-- START OF DATA SUPPLIED --

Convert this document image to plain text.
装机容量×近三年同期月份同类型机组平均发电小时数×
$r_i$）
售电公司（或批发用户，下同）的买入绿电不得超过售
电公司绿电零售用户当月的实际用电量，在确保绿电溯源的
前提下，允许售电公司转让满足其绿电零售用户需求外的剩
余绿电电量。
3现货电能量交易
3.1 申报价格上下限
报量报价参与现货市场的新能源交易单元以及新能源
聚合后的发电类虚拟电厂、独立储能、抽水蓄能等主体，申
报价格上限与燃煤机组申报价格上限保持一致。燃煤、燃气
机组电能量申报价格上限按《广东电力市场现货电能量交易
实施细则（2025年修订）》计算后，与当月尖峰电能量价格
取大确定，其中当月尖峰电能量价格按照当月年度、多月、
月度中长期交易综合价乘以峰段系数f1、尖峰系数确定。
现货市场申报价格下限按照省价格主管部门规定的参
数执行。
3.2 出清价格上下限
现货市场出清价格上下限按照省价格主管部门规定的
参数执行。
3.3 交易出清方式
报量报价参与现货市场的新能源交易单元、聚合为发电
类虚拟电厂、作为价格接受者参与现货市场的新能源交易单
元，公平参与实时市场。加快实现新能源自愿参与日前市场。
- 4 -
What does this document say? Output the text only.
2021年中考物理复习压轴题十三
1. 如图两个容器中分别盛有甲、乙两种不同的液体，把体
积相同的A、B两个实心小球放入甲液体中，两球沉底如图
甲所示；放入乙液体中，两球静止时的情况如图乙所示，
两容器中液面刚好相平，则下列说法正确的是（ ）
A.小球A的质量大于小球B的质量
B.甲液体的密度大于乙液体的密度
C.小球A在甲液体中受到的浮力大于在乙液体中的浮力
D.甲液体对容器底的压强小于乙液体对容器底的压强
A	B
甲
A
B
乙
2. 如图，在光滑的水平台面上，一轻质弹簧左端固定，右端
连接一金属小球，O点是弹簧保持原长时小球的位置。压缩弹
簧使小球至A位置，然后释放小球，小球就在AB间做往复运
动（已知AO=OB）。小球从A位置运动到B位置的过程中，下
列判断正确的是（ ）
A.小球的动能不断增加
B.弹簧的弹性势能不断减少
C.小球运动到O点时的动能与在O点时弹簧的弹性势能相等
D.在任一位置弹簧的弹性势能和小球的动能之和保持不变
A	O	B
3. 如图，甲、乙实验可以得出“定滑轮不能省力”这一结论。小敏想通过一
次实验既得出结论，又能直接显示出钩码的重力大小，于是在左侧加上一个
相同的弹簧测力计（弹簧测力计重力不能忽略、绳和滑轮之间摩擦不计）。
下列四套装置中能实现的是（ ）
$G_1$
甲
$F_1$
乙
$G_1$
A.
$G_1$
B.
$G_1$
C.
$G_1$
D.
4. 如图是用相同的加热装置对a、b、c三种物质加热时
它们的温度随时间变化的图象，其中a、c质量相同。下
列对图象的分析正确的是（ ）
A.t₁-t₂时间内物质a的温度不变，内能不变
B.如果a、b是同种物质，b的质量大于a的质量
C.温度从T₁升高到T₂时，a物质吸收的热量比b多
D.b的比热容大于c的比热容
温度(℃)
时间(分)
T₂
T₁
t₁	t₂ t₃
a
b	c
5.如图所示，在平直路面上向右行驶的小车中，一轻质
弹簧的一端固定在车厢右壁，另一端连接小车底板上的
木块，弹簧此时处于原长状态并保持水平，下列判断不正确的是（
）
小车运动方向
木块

-- END OF DATA SUPPLIED --

Say how many lines in the listing above include "document". Give nothing but the number.

ANSWER FOR THE TASK.
2